* [Short task]: Reproduce the listing below word for word, keeping every line as it is.

* [Exercise material]:
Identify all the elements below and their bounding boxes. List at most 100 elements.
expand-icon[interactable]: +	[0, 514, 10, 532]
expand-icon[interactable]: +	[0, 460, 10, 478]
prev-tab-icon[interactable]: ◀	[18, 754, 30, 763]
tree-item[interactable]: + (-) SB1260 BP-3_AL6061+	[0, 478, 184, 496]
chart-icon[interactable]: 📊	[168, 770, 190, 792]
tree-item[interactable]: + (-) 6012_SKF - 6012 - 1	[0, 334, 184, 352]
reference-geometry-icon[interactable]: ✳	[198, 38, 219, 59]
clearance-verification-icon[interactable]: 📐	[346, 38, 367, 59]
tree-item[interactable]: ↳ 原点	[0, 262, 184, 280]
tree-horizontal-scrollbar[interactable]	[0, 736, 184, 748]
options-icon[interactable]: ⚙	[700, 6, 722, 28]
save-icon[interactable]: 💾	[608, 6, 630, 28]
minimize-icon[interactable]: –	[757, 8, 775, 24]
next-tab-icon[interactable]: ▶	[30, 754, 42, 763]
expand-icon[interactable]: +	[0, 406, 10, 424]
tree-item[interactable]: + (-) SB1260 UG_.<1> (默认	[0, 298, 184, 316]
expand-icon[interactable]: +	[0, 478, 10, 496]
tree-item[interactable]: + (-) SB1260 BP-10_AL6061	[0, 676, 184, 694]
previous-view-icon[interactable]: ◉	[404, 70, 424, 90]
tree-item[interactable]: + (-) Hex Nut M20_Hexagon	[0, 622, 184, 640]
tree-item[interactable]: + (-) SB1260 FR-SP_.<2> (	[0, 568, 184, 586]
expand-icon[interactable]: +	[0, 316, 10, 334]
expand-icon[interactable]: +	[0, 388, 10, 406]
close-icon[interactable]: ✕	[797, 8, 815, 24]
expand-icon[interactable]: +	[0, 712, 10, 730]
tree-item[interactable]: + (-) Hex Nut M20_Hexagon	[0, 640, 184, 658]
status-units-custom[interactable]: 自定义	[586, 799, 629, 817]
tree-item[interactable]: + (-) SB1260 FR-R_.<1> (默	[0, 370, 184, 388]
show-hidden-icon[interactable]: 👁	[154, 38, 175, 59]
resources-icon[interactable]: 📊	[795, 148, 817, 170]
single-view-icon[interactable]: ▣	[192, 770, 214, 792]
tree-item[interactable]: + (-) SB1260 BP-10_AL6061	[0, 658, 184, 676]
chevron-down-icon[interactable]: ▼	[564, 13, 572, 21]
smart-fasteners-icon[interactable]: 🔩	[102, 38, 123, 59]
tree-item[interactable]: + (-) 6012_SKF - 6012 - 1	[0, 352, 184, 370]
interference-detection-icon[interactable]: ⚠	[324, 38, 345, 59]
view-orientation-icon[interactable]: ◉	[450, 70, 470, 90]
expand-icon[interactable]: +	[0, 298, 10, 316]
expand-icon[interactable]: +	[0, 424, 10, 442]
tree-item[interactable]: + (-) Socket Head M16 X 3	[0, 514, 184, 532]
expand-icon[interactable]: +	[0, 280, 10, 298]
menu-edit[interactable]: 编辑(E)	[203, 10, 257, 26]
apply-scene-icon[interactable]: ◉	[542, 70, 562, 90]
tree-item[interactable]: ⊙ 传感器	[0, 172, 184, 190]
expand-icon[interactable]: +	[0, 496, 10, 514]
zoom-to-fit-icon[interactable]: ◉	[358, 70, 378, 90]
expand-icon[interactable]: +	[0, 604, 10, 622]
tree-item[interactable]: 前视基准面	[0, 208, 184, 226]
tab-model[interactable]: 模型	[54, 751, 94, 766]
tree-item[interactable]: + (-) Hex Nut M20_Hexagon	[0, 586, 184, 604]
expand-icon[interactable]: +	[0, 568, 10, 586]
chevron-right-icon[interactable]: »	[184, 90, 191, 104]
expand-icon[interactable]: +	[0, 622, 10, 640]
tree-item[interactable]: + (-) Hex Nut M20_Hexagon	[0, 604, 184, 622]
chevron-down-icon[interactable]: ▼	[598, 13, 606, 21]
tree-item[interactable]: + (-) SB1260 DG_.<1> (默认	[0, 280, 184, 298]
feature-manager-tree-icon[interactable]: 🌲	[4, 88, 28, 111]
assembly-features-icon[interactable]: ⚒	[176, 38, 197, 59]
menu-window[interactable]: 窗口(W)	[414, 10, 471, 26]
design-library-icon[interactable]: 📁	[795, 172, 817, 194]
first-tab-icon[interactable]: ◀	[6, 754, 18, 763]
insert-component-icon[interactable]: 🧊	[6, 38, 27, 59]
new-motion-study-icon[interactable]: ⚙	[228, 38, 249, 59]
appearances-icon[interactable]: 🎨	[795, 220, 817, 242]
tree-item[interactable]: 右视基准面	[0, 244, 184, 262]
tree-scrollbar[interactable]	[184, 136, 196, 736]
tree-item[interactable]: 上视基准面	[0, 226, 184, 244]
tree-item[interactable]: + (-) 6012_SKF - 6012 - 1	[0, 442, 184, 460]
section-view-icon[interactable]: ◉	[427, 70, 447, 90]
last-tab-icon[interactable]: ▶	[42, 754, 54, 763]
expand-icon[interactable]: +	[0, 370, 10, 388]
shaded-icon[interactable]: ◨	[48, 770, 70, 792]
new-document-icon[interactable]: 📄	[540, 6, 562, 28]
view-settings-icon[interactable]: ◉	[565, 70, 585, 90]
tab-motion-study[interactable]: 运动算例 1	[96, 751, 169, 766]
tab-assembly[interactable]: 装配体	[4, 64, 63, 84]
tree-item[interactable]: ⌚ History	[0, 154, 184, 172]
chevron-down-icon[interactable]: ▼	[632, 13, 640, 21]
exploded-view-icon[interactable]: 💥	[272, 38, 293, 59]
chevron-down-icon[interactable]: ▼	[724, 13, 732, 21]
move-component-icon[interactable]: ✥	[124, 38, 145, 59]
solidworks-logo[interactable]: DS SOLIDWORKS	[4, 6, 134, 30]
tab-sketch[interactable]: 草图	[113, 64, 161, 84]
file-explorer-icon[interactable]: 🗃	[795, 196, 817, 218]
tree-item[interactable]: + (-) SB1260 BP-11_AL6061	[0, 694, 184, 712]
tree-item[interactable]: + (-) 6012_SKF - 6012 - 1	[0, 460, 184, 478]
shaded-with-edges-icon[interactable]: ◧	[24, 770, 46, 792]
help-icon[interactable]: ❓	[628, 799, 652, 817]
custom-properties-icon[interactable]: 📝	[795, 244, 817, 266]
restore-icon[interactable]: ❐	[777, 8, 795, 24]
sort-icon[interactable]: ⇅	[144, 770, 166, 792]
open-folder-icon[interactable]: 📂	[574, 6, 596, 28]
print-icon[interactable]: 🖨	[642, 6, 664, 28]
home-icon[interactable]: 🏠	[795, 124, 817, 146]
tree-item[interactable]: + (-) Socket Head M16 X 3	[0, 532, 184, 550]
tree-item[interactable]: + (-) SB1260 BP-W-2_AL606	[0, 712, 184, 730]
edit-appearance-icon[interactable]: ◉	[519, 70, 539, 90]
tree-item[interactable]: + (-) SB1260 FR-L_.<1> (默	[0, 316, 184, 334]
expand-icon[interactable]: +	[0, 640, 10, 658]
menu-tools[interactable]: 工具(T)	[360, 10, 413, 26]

* [Response]:
Identify all the elements below and their bounding boxes. List at most 100 elements.
expand-icon[interactable]: +	[0, 514, 10, 532]
expand-icon[interactable]: +	[0, 460, 10, 478]
prev-tab-icon[interactable]: ◀	[18, 754, 30, 763]
tree-item[interactable]: + (-) SB1260 BP-3_AL6061+	[0, 478, 184, 496]
chart-icon[interactable]: 📊	[168, 770, 190, 792]
tree-item[interactable]: + (-) 6012_SKF - 6012 - 1	[0, 334, 184, 352]
reference-geometry-icon[interactable]: ✳	[198, 38, 219, 59]
clearance-verification-icon[interactable]: 📐	[346, 38, 367, 59]
tree-item[interactable]: ↳ 原点	[0, 262, 184, 280]
tree-horizontal-scrollbar[interactable]	[0, 736, 184, 748]
options-icon[interactable]: ⚙	[700, 6, 722, 28]
save-icon[interactable]: 💾	[608, 6, 630, 28]
minimize-icon[interactable]: –	[757, 8, 775, 24]
next-tab-icon[interactable]: ▶	[30, 754, 42, 763]
expand-icon[interactable]: +	[0, 406, 10, 424]
tree-item[interactable]: + (-) SB1260 UG_.<1> (默认	[0, 298, 184, 316]
expand-icon[interactable]: +	[0, 478, 10, 496]
tree-item[interactable]: + (-) SB1260 BP-10_AL6061	[0, 676, 184, 694]
previous-view-icon[interactable]: ◉	[404, 70, 424, 90]
tree-item[interactable]: + (-) Hex Nut M20_Hexagon	[0, 622, 184, 640]
tree-item[interactable]: + (-) SB1260 FR-SP_.<2> (	[0, 568, 184, 586]
expand-icon[interactable]: +	[0, 316, 10, 334]
expand-icon[interactable]: +	[0, 388, 10, 406]
close-icon[interactable]: ✕	[797, 8, 815, 24]
expand-icon[interactable]: +	[0, 712, 10, 730]
tree-item[interactable]: + (-) Hex Nut M20_Hexagon	[0, 640, 184, 658]
status-units-custom[interactable]: 自定义	[586, 799, 629, 817]
tree-item[interactable]: + (-) SB1260 FR-R_.<1> (默	[0, 370, 184, 388]
show-hidden-icon[interactable]: 👁	[154, 38, 175, 59]
resources-icon[interactable]: 📊	[795, 148, 817, 170]
single-view-icon[interactable]: ▣	[192, 770, 214, 792]
tree-item[interactable]: + (-) SB1260 BP-10_AL6061	[0, 658, 184, 676]
chevron-down-icon[interactable]: ▼	[564, 13, 572, 21]
smart-fasteners-icon[interactable]: 🔩	[102, 38, 123, 59]
tree-item[interactable]: + (-) 6012_SKF - 6012 - 1	[0, 352, 184, 370]
interference-detection-icon[interactable]: ⚠	[324, 38, 345, 59]
view-orientation-icon[interactable]: ◉	[450, 70, 470, 90]
expand-icon[interactable]: +	[0, 298, 10, 316]
expand-icon[interactable]: +	[0, 424, 10, 442]
tree-item[interactable]: + (-) Socket Head M16 X 3	[0, 514, 184, 532]
expand-icon[interactable]: +	[0, 280, 10, 298]
menu-edit[interactable]: 编辑(E)	[203, 10, 257, 26]
apply-scene-icon[interactable]: ◉	[542, 70, 562, 90]
tree-item[interactable]: ⊙ 传感器	[0, 172, 184, 190]
expand-icon[interactable]: +	[0, 496, 10, 514]
zoom-to-fit-icon[interactable]: ◉	[358, 70, 378, 90]
expand-icon[interactable]: +	[0, 604, 10, 622]
tree-item[interactable]: 前视基准面	[0, 208, 184, 226]
tab-model[interactable]: 模型	[54, 751, 94, 766]
tree-item[interactable]: + (-) Hex Nut M20_Hexagon	[0, 586, 184, 604]
expand-icon[interactable]: +	[0, 568, 10, 586]
chevron-right-icon[interactable]: »	[184, 90, 191, 104]
expand-icon[interactable]: +	[0, 622, 10, 640]
tree-item[interactable]: + (-) Hex Nut M20_Hexagon	[0, 604, 184, 622]
chevron-down-icon[interactable]: ▼	[598, 13, 606, 21]
tree-item[interactable]: + (-) SB1260 DG_.<1> (默认	[0, 280, 184, 298]
feature-manager-tree-icon[interactable]: 🌲	[4, 88, 28, 111]
assembly-features-icon[interactable]: ⚒	[176, 38, 197, 59]
menu-window[interactable]: 窗口(W)	[414, 10, 471, 26]
design-library-icon[interactable]: 📁	[795, 172, 817, 194]
first-tab-icon[interactable]: ◀	[6, 754, 18, 763]
insert-component-icon[interactable]: 🧊	[6, 38, 27, 59]
new-motion-study-icon[interactable]: ⚙	[228, 38, 249, 59]
appearances-icon[interactable]: 🎨	[795, 220, 817, 242]
tree-item[interactable]: 右视基准面	[0, 244, 184, 262]
tree-scrollbar[interactable]	[184, 136, 196, 736]
tree-item[interactable]: 上视基准面	[0, 226, 184, 244]
tree-item[interactable]: + (-) 6012_SKF - 6012 - 1	[0, 442, 184, 460]
section-view-icon[interactable]: ◉	[427, 70, 447, 90]
last-tab-icon[interactable]: ▶	[42, 754, 54, 763]
expand-icon[interactable]: +	[0, 370, 10, 388]
shaded-icon[interactable]: ◨	[48, 770, 70, 792]
new-document-icon[interactable]: 📄	[540, 6, 562, 28]
view-settings-icon[interactable]: ◉	[565, 70, 585, 90]
tab-motion-study[interactable]: 运动算例 1	[96, 751, 169, 766]
tab-assembly[interactable]: 装配体	[4, 64, 63, 84]
tree-item[interactable]: ⌚ History	[0, 154, 184, 172]
chevron-down-icon[interactable]: ▼	[632, 13, 640, 21]
exploded-view-icon[interactable]: 💥	[272, 38, 293, 59]
chevron-down-icon[interactable]: ▼	[724, 13, 732, 21]
move-component-icon[interactable]: ✥	[124, 38, 145, 59]
solidworks-logo[interactable]: DS SOLIDWORKS	[4, 6, 134, 30]
tab-sketch[interactable]: 草图	[113, 64, 161, 84]
file-explorer-icon[interactable]: 🗃	[795, 196, 817, 218]
tree-item[interactable]: + (-) SB1260 BP-11_AL6061	[0, 694, 184, 712]
tree-item[interactable]: + (-) 6012_SKF - 6012 - 1	[0, 460, 184, 478]
shaded-with-edges-icon[interactable]: ◧	[24, 770, 46, 792]
help-icon[interactable]: ❓	[628, 799, 652, 817]
custom-properties-icon[interactable]: 📝	[795, 244, 817, 266]
restore-icon[interactable]: ❐	[777, 8, 795, 24]
sort-icon[interactable]: ⇅	[144, 770, 166, 792]
open-folder-icon[interactable]: 📂	[574, 6, 596, 28]
print-icon[interactable]: 🖨	[642, 6, 664, 28]
home-icon[interactable]: 🏠	[795, 124, 817, 146]
tree-item[interactable]: + (-) Socket Head M16 X 3	[0, 532, 184, 550]
tree-item[interactable]: + (-) SB1260 BP-W-2_AL606	[0, 712, 184, 730]
edit-appearance-icon[interactable]: ◉	[519, 70, 539, 90]
tree-item[interactable]: + (-) SB1260 FR-L_.<1> (默	[0, 316, 184, 334]
expand-icon[interactable]: +	[0, 640, 10, 658]
menu-tools[interactable]: 工具(T)	[360, 10, 413, 26]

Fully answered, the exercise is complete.